WHAT TO WORK ON> Copy out every line of the listing below word for word, keeping the original order and changing nothing.
* START RECORDS FOR THIS EXERCISE *
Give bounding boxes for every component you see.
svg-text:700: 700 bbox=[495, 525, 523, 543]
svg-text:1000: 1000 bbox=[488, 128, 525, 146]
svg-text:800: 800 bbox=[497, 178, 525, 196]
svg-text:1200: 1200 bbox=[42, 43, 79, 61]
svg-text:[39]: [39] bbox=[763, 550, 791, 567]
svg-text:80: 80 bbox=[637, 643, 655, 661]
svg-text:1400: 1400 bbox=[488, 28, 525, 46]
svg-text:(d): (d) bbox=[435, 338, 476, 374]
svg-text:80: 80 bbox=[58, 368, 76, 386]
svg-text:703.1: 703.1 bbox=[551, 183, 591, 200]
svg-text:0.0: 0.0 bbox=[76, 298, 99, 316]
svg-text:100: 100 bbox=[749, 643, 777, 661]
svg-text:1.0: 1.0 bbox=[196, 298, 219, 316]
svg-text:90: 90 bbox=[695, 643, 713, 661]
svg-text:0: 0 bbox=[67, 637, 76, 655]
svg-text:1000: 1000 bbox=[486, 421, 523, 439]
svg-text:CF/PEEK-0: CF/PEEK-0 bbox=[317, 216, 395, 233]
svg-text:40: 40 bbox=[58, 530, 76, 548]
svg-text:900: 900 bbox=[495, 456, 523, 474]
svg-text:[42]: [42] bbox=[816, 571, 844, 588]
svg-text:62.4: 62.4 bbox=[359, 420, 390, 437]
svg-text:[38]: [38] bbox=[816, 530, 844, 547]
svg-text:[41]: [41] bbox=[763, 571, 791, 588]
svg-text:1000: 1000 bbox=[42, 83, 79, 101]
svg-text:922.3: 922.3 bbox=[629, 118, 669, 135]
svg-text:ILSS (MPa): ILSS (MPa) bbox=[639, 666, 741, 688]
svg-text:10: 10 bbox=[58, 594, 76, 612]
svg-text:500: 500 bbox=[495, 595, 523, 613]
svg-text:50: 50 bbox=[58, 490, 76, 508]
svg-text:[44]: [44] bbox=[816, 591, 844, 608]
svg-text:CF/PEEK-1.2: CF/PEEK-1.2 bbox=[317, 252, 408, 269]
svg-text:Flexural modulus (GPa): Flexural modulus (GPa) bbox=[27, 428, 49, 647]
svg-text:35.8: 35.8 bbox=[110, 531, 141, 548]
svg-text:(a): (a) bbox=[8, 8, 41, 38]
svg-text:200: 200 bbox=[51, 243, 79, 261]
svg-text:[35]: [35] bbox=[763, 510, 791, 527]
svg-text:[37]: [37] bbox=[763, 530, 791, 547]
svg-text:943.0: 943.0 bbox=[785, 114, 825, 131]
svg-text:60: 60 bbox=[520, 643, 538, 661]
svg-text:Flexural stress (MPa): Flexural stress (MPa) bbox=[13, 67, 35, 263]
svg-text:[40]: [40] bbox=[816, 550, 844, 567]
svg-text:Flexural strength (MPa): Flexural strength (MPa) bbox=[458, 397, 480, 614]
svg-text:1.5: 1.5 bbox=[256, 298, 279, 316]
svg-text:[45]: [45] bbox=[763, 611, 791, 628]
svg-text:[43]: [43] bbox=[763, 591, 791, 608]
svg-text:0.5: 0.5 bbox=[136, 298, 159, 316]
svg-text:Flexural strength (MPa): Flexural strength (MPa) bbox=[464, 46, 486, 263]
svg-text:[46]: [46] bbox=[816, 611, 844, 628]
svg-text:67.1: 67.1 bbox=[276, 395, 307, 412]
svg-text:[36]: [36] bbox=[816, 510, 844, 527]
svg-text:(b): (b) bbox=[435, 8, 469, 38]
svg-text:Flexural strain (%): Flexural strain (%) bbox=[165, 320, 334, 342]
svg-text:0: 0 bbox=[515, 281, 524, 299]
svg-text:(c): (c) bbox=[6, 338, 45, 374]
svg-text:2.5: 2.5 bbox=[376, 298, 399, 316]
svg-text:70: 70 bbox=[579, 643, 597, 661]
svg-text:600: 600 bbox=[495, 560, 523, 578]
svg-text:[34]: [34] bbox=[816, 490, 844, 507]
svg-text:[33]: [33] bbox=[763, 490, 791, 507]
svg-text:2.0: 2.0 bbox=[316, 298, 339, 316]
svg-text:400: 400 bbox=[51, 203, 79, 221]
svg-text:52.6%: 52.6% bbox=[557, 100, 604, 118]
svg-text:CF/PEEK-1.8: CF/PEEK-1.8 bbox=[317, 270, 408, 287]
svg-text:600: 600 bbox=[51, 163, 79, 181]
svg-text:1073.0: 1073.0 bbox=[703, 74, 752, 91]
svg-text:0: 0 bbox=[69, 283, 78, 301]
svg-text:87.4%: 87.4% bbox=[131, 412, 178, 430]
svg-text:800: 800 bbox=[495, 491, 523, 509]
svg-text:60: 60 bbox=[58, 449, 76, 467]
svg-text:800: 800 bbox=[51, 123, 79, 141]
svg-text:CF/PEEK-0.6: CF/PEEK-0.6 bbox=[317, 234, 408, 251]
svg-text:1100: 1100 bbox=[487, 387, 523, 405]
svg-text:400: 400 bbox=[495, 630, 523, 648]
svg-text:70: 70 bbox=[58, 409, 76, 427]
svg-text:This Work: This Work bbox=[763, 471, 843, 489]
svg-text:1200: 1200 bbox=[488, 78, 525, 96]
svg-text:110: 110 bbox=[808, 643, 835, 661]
* END RECORDS FOR THIS EXERCISE *
OUTPUT>
Give bounding boxes for every component you see.
svg-text:700: 700 bbox=[495, 525, 523, 543]
svg-text:1000: 1000 bbox=[488, 128, 525, 146]
svg-text:800: 800 bbox=[497, 178, 525, 196]
svg-text:1200: 1200 bbox=[42, 43, 79, 61]
svg-text:[39]: [39] bbox=[763, 550, 791, 567]
svg-text:80: 80 bbox=[637, 643, 655, 661]
svg-text:1400: 1400 bbox=[488, 28, 525, 46]
svg-text:(d): (d) bbox=[435, 338, 476, 374]
svg-text:80: 80 bbox=[58, 368, 76, 386]
svg-text:703.1: 703.1 bbox=[551, 183, 591, 200]
svg-text:0.0: 0.0 bbox=[76, 298, 99, 316]
svg-text:100: 100 bbox=[749, 643, 777, 661]
svg-text:1.0: 1.0 bbox=[196, 298, 219, 316]
svg-text:90: 90 bbox=[695, 643, 713, 661]
svg-text:0: 0 bbox=[67, 637, 76, 655]
svg-text:1000: 1000 bbox=[486, 421, 523, 439]
svg-text:CF/PEEK-0: CF/PEEK-0 bbox=[317, 216, 395, 233]
svg-text:40: 40 bbox=[58, 530, 76, 548]
svg-text:900: 900 bbox=[495, 456, 523, 474]
svg-text:[42]: [42] bbox=[816, 571, 844, 588]
svg-text:62.4: 62.4 bbox=[359, 420, 390, 437]
svg-text:[38]: [38] bbox=[816, 530, 844, 547]
svg-text:[41]: [41] bbox=[763, 571, 791, 588]
svg-text:1000: 1000 bbox=[42, 83, 79, 101]
svg-text:922.3: 922.3 bbox=[629, 118, 669, 135]
svg-text:ILSS (MPa): ILSS (MPa) bbox=[639, 666, 741, 688]
svg-text:10: 10 bbox=[58, 594, 76, 612]
svg-text:500: 500 bbox=[495, 595, 523, 613]
svg-text:50: 50 bbox=[58, 490, 76, 508]
svg-text:[44]: [44] bbox=[816, 591, 844, 608]
svg-text:CF/PEEK-1.2: CF/PEEK-1.2 bbox=[317, 252, 408, 269]
svg-text:Flexural modulus (GPa): Flexural modulus (GPa) bbox=[27, 428, 49, 647]
svg-text:35.8: 35.8 bbox=[110, 531, 141, 548]
svg-text:(a): (a) bbox=[8, 8, 41, 38]
svg-text:200: 200 bbox=[51, 243, 79, 261]
svg-text:[35]: [35] bbox=[763, 510, 791, 527]
svg-text:[37]: [37] bbox=[763, 530, 791, 547]
svg-text:943.0: 943.0 bbox=[785, 114, 825, 131]
svg-text:60: 60 bbox=[520, 643, 538, 661]
svg-text:Flexural stress (MPa): Flexural stress (MPa) bbox=[13, 67, 35, 263]
svg-text:[40]: [40] bbox=[816, 550, 844, 567]
svg-text:Flexural strength (MPa): Flexural strength (MPa) bbox=[458, 397, 480, 614]
svg-text:1.5: 1.5 bbox=[256, 298, 279, 316]
svg-text:[45]: [45] bbox=[763, 611, 791, 628]
svg-text:[43]: [43] bbox=[763, 591, 791, 608]
svg-text:0.5: 0.5 bbox=[136, 298, 159, 316]
svg-text:Flexural strength (MPa): Flexural strength (MPa) bbox=[464, 46, 486, 263]
svg-text:[46]: [46] bbox=[816, 611, 844, 628]
svg-text:67.1: 67.1 bbox=[276, 395, 307, 412]
svg-text:[36]: [36] bbox=[816, 510, 844, 527]
svg-text:(b): (b) bbox=[435, 8, 469, 38]
svg-text:Flexural strain (%): Flexural strain (%) bbox=[165, 320, 334, 342]
svg-text:0: 0 bbox=[515, 281, 524, 299]
svg-text:(c): (c) bbox=[6, 338, 45, 374]
svg-text:2.5: 2.5 bbox=[376, 298, 399, 316]
svg-text:70: 70 bbox=[579, 643, 597, 661]
svg-text:600: 600 bbox=[495, 560, 523, 578]
svg-text:[34]: [34] bbox=[816, 490, 844, 507]
svg-text:[33]: [33] bbox=[763, 490, 791, 507]
svg-text:2.0: 2.0 bbox=[316, 298, 339, 316]
svg-text:400: 400 bbox=[51, 203, 79, 221]
svg-text:52.6%: 52.6% bbox=[557, 100, 604, 118]
svg-text:CF/PEEK-1.8: CF/PEEK-1.8 bbox=[317, 270, 408, 287]
svg-text:600: 600 bbox=[51, 163, 79, 181]
svg-text:1073.0: 1073.0 bbox=[703, 74, 752, 91]
svg-text:0: 0 bbox=[69, 283, 78, 301]
svg-text:87.4%: 87.4% bbox=[131, 412, 178, 430]
svg-text:800: 800 bbox=[495, 491, 523, 509]
svg-text:60: 60 bbox=[58, 449, 76, 467]
svg-text:800: 800 bbox=[51, 123, 79, 141]
svg-text:CF/PEEK-0.6: CF/PEEK-0.6 bbox=[317, 234, 408, 251]
svg-text:1100: 1100 bbox=[487, 387, 523, 405]
svg-text:400: 400 bbox=[495, 630, 523, 648]
svg-text:70: 70 bbox=[58, 409, 76, 427]
svg-text:This Work: This Work bbox=[763, 471, 843, 489]
svg-text:1200: 1200 bbox=[488, 78, 525, 96]
svg-text:110: 110 bbox=[808, 643, 835, 661]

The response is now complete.